* Records provided
....

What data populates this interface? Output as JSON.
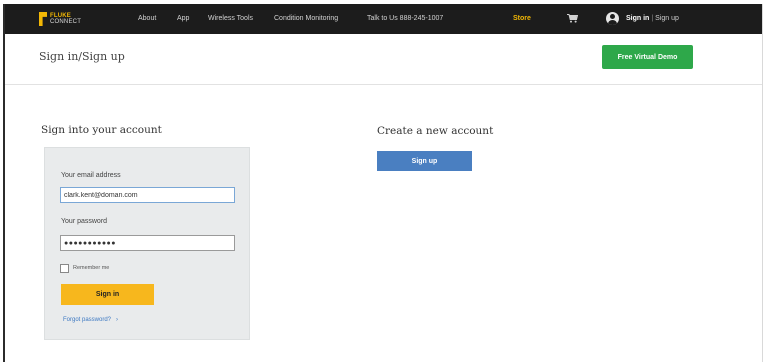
{
  "nav": {
    "logo_line1": "FLUKE",
    "logo_line2": "CONNECT",
    "links": [
      "About",
      "App",
      "Wireless Tools",
      "Condition Monitoring",
      "Talk to Us 888-245-1007"
    ],
    "store": "Store",
    "sign_in": "Sign in",
    "separator": "|",
    "sign_up": "Sign up"
  },
  "header": {
    "title": "Sign in/Sign up",
    "demo_button": "Free Virtual Demo"
  },
  "signin": {
    "title": "Sign into your account",
    "email_label": "Your email address",
    "email_value": "clark.kent@doman.com",
    "password_label": "Your password",
    "password_value": "●●●●●●●●●●●",
    "remember_label": "Remember me",
    "button": "Sign in",
    "forgot": "Forgot password?",
    "forgot_arrow": "›"
  },
  "signup": {
    "title": "Create a new account",
    "button": "Sign up"
  },
  "colors": {
    "nav_bg": "#1c1c1c",
    "brand_yellow": "#f2b705",
    "demo_green": "#2ea84a",
    "signup_blue": "#4a7fc1",
    "signin_yellow": "#f7b71d"
  }
}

....

* Exercise description
Reproduce the data word for word, excluding its pictures.

* Finished exercise
What data populates this interface? Output as JSON.
{
  "nav": {
    "logo_line1": "FLUKE",
    "logo_line2": "CONNECT",
    "links": [
      "About",
      "App",
      "Wireless Tools",
      "Condition Monitoring",
      "Talk to Us 888-245-1007"
    ],
    "store": "Store",
    "sign_in": "Sign in",
    "separator": "|",
    "sign_up": "Sign up"
  },
  "header": {
    "title": "Sign in/Sign up",
    "demo_button": "Free Virtual Demo"
  },
  "signin": {
    "title": "Sign into your account",
    "email_label": "Your email address",
    "email_value": "clark.kent@doman.com",
    "password_label": "Your password",
    "password_value": "●●●●●●●●●●●",
    "remember_label": "Remember me",
    "button": "Sign in",
    "forgot": "Forgot password?",
    "forgot_arrow": "›"
  },
  "signup": {
    "title": "Create a new account",
    "button": "Sign up"
  },
  "colors": {
    "nav_bg": "#1c1c1c",
    "brand_yellow": "#f2b705",
    "demo_green": "#2ea84a",
    "signup_blue": "#4a7fc1",
    "signin_yellow": "#f7b71d"
  }
}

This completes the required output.